All lines in the data that hold the word "start" need copying.

== Provided records ==

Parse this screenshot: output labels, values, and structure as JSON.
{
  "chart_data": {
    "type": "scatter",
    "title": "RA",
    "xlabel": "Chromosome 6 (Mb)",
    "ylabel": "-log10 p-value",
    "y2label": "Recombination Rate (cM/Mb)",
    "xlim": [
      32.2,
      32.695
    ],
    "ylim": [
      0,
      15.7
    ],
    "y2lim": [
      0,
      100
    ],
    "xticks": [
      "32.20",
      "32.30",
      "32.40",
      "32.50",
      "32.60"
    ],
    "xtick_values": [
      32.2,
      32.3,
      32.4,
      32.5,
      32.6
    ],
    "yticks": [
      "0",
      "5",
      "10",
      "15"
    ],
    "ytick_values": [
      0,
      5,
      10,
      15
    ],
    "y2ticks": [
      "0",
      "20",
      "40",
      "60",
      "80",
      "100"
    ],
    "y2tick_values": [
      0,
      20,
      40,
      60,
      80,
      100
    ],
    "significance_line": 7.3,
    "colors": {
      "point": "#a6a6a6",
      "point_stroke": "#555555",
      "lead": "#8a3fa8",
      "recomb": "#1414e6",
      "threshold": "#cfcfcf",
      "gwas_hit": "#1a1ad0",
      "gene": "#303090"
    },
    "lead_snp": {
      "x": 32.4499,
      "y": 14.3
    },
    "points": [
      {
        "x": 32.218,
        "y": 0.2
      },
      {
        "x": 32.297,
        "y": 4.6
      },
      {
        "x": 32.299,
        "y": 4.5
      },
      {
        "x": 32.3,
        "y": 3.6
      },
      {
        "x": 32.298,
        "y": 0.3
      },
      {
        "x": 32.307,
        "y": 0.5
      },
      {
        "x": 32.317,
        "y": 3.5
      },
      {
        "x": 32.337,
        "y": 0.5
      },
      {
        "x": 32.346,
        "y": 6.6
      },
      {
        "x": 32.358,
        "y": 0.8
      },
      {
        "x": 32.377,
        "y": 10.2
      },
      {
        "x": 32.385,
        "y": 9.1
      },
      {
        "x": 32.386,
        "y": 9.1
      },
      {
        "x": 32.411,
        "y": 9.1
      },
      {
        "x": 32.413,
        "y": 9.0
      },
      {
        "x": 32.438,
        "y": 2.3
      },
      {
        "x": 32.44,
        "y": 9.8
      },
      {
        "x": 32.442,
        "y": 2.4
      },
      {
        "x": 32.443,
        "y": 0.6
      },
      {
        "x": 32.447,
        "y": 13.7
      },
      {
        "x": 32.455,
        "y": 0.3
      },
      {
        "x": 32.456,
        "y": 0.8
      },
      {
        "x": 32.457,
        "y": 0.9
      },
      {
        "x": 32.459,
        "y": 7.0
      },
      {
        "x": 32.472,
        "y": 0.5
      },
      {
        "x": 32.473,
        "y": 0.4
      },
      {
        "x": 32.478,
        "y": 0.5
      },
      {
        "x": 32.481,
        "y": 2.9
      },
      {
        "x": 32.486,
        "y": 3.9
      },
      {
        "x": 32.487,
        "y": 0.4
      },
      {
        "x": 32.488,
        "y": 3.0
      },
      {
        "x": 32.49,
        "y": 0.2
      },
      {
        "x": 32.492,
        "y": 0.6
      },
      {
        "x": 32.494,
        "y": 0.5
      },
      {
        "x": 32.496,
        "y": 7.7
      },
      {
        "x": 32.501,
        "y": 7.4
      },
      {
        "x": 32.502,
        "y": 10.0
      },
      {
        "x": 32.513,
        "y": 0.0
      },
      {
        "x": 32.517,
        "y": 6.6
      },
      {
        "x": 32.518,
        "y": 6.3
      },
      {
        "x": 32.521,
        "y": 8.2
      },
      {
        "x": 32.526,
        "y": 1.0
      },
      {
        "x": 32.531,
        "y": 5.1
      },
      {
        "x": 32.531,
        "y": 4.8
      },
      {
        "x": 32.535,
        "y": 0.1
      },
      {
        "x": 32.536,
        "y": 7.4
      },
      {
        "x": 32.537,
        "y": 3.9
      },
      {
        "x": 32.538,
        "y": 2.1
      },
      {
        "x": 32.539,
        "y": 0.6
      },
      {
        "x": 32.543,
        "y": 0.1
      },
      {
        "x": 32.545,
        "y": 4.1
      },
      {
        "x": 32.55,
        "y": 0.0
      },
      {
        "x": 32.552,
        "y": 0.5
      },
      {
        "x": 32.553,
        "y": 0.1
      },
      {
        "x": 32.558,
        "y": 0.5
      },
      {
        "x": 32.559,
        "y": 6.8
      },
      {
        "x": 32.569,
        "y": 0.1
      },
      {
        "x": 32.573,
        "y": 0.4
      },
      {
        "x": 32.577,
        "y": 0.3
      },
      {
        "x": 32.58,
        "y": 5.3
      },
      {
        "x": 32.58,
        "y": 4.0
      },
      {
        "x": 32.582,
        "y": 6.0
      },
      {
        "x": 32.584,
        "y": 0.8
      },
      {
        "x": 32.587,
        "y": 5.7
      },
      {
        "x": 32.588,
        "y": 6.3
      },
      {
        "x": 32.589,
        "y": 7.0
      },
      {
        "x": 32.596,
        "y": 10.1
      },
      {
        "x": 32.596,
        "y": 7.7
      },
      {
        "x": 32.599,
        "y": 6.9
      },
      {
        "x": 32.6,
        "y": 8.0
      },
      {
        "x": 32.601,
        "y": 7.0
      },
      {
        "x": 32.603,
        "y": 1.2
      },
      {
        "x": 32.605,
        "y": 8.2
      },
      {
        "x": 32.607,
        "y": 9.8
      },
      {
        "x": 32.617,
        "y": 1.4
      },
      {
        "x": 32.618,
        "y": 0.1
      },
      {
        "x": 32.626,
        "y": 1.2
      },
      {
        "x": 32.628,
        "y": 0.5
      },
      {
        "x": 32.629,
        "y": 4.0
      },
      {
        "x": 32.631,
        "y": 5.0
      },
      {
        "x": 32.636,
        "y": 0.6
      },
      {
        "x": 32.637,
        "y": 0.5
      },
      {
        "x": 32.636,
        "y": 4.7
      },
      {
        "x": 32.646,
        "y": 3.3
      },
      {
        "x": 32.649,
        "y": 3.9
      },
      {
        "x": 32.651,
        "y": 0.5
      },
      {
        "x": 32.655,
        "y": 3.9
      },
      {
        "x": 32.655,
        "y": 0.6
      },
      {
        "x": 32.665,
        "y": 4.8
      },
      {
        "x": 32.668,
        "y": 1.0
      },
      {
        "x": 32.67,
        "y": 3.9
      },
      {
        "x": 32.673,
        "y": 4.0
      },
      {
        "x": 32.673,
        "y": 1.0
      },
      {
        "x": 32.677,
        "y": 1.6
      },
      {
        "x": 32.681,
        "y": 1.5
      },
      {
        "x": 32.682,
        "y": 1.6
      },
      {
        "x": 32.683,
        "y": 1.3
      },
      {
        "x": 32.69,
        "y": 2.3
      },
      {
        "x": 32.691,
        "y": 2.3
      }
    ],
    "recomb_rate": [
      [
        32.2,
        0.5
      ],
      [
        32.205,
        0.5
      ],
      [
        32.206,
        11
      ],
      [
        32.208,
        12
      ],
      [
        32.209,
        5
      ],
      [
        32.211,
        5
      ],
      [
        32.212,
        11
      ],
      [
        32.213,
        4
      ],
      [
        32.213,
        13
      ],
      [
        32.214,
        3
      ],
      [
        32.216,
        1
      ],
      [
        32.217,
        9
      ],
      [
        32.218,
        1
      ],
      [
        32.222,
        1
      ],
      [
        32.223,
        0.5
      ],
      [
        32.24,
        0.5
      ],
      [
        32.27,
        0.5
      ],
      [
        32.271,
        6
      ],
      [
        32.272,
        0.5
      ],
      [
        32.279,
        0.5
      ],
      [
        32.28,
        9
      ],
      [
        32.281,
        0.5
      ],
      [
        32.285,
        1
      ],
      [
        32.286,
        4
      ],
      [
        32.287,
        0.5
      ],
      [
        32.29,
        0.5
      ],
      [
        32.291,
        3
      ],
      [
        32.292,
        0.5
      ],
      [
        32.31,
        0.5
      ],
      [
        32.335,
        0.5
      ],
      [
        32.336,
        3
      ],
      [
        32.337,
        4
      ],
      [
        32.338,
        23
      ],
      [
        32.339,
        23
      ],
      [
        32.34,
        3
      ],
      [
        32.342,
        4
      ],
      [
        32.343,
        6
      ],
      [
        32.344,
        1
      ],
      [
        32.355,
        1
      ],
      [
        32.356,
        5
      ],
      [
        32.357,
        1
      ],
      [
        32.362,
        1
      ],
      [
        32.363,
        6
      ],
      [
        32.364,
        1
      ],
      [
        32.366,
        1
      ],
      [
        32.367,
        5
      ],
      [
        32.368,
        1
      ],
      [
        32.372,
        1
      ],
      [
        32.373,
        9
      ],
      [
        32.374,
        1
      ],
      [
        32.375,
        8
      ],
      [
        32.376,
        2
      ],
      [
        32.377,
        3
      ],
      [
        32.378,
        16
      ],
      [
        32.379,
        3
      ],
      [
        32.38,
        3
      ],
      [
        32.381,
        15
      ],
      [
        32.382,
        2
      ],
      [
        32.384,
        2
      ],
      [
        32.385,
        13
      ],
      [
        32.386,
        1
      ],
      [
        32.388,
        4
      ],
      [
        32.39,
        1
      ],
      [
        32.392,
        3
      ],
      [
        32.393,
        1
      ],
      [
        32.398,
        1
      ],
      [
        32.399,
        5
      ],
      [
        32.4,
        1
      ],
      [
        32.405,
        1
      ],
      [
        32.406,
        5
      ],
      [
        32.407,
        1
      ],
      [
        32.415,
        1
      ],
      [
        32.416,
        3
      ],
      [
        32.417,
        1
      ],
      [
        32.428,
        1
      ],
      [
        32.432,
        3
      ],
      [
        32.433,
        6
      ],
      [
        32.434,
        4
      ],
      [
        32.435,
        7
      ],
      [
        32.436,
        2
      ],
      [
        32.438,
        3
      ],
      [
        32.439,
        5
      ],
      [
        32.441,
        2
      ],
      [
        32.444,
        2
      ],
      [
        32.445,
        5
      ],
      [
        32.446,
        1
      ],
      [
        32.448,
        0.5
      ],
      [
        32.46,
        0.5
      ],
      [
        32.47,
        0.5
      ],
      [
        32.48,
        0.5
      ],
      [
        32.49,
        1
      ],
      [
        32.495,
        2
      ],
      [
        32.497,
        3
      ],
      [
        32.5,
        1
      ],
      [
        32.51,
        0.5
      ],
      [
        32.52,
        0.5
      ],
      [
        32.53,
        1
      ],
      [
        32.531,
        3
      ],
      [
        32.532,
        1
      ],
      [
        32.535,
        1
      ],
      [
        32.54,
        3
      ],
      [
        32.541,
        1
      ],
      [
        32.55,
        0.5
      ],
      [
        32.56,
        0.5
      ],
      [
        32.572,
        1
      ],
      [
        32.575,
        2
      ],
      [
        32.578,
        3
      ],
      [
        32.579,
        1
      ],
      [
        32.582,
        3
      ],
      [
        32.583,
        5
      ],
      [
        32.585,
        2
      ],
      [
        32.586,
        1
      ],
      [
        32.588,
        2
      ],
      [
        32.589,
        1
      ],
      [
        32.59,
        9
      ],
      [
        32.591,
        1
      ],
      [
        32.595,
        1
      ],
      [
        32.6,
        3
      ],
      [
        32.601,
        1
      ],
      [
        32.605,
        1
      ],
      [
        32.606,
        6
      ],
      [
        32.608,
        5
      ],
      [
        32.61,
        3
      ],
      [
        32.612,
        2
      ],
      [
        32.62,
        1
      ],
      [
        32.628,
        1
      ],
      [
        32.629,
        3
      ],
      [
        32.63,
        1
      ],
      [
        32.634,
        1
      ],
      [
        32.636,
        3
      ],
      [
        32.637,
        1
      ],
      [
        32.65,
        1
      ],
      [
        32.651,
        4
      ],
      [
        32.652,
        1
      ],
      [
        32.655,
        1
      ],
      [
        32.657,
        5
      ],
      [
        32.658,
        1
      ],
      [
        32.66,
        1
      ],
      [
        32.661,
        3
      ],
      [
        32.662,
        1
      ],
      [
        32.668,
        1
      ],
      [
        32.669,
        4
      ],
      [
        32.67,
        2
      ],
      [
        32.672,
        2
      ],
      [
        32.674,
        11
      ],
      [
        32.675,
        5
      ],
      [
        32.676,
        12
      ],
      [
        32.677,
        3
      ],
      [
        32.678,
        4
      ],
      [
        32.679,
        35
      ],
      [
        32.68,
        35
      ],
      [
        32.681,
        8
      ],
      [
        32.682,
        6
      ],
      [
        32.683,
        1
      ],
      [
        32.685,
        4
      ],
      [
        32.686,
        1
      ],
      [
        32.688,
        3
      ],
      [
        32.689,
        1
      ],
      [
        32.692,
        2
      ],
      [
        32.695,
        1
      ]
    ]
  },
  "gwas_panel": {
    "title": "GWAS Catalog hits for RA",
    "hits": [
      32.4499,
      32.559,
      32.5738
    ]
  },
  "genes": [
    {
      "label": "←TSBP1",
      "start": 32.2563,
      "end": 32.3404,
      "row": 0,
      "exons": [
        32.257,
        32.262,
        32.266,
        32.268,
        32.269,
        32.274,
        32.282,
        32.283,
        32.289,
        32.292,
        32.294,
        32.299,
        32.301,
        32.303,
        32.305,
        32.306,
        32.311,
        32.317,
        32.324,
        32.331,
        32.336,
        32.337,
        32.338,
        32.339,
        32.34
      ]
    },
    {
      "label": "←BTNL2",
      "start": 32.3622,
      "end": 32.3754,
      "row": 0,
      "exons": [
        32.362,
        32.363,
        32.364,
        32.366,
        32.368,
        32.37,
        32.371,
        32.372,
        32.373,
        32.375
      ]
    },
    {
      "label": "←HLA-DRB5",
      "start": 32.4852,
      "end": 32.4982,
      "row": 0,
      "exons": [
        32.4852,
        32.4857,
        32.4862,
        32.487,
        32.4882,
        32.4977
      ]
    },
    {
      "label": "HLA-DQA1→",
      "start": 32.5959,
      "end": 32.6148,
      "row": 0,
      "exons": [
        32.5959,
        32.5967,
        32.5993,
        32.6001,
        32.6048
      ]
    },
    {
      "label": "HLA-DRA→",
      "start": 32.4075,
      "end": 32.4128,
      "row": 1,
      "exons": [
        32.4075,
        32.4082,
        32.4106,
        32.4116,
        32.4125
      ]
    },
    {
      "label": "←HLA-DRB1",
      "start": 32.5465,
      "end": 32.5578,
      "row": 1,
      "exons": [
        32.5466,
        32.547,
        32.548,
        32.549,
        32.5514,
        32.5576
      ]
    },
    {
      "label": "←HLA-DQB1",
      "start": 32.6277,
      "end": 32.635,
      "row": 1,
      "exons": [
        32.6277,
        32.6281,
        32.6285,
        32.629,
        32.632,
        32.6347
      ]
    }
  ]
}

===

• _Result below_:
      "start": 32.2563,
      "start": 32.3622,
      "start": 32.4852,
      "start": 32.5959,
      "start": 32.4075,
      "start": 32.5465,
      "start": 32.6277,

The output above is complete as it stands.